** begin EXTRACTED MATERIAL **

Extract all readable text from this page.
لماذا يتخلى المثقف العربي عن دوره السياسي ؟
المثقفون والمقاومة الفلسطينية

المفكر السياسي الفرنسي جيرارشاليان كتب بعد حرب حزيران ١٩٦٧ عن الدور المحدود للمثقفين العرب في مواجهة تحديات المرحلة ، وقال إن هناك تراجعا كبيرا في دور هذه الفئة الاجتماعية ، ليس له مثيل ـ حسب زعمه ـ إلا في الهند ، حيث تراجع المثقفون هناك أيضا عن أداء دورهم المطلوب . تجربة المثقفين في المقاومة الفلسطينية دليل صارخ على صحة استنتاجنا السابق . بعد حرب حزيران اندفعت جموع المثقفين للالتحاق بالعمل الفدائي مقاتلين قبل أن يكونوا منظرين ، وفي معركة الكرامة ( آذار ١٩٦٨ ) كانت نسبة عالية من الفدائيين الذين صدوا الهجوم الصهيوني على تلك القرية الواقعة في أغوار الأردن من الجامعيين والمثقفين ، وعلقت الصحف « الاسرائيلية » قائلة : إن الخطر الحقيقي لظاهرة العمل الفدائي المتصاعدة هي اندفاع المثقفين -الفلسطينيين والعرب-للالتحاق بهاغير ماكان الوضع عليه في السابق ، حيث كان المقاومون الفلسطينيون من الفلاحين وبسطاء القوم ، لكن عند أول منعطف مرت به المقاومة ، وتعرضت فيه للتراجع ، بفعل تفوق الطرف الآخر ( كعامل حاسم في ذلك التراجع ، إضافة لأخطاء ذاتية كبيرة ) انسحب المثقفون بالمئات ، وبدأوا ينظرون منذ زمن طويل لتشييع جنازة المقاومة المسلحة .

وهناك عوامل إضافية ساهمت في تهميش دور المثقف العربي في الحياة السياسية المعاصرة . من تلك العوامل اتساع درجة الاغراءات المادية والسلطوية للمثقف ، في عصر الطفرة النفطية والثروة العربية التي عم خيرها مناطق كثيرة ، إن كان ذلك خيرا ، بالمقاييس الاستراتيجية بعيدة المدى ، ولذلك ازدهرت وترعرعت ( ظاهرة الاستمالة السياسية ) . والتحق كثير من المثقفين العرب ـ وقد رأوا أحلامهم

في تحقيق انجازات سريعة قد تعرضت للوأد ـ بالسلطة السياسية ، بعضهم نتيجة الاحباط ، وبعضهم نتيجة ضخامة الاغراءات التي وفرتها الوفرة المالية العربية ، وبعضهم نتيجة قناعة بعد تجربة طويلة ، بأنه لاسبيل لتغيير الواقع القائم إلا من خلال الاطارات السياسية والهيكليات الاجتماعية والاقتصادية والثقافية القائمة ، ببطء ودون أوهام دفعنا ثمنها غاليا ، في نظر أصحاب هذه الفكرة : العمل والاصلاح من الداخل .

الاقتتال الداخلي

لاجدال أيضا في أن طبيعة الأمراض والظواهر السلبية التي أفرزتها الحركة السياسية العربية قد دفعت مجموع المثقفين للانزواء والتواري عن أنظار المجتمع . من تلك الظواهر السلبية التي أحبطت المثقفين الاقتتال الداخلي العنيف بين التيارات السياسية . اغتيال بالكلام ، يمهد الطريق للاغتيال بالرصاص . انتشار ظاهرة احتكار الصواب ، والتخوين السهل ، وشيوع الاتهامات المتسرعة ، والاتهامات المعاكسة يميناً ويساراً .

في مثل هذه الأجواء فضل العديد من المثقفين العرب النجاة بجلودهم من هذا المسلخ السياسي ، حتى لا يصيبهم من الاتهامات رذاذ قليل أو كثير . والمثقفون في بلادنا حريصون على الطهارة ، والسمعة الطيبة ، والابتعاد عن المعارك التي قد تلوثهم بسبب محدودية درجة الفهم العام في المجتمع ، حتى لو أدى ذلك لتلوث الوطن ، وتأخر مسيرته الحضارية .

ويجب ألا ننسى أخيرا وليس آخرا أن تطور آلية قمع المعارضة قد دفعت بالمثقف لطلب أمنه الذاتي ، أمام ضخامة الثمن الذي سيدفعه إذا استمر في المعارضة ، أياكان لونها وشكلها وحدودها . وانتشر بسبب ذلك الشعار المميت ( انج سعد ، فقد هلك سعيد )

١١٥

** end EXTRACTED MATERIAL **

- **CHALLENGE**: Copy out each line that contains the word "الاتهامات".

- **WRITTEN RESPONSE**:
لاجدال أيضا في أن طبيعة الأمراض والظواهر السلبية التي أفرزتها الحركة السياسية العربية قد دفعت مجموع المثقفين للانزواء والتواري عن أنظار المجتمع . من تلك الظواهر السلبية التي أحبطت المثقفين الاقتتال الداخلي العنيف بين التيارات السياسية . اغتيال بالكلام ، يمهد الطريق للاغتيال بالرصاص . انتشار ظاهرة احتكار الصواب ، والتخوين السهل ، وشيوع الاتهامات المتسرعة ، والاتهامات المعاكسة يميناً ويساراً .
في مثل هذه الأجواء فضل العديد من المثقفين العرب النجاة بجلودهم من هذا المسلخ السياسي ، حتى لا يصيبهم من الاتهامات رذاذ قليل أو كثير . والمثقفون في بلادنا حريصون على الطهارة ، والسمعة الطيبة ، والابتعاد عن المعارك التي قد تلوثهم بسبب محدودية درجة الفهم العام في المجتمع ، حتى لو أدى ذلك لتلوث الوطن ، وتأخر مسيرته الحضارية .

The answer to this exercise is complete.